** Begin Material provided **
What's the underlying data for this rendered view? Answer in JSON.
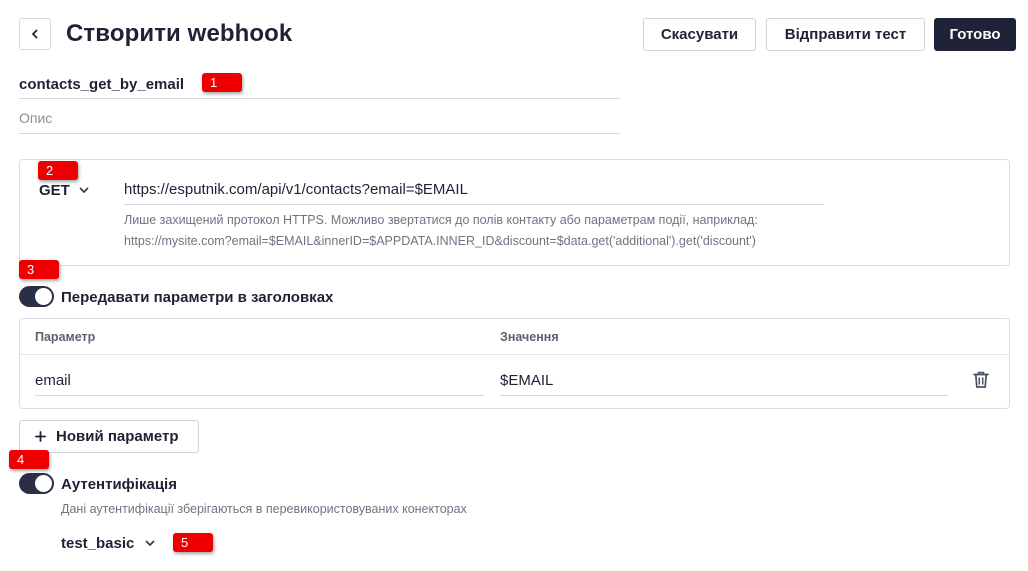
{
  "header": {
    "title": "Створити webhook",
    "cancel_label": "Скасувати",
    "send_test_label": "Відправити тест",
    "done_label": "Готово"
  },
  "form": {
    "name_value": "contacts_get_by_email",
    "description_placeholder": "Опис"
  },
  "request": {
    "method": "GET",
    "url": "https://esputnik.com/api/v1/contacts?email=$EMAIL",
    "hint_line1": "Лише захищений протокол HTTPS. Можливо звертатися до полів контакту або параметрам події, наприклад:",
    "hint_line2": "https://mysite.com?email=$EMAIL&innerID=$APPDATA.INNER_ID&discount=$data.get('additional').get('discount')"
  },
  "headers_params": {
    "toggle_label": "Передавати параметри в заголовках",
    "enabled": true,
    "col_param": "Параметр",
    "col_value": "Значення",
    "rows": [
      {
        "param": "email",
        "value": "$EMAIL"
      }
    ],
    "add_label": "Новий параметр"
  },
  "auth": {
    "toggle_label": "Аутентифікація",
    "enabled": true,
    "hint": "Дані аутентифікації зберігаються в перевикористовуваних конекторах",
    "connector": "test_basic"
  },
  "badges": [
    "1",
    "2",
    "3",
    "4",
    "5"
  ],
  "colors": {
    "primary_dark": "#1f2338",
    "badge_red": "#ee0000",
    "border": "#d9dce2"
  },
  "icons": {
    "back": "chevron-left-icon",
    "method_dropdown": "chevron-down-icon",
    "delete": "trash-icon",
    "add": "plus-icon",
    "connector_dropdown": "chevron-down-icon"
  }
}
** End Material provided **
Objective
Go through the listing above and pull out each line containing the word "data".

Solution to this problem
What's the underlying data for this rendered view? Answer in JSON.
    "hint_line2": "https://mysite.com?email=$EMAIL&innerID=$APPDATA.INNER_ID&discount=$data.get('additional').get('discount')"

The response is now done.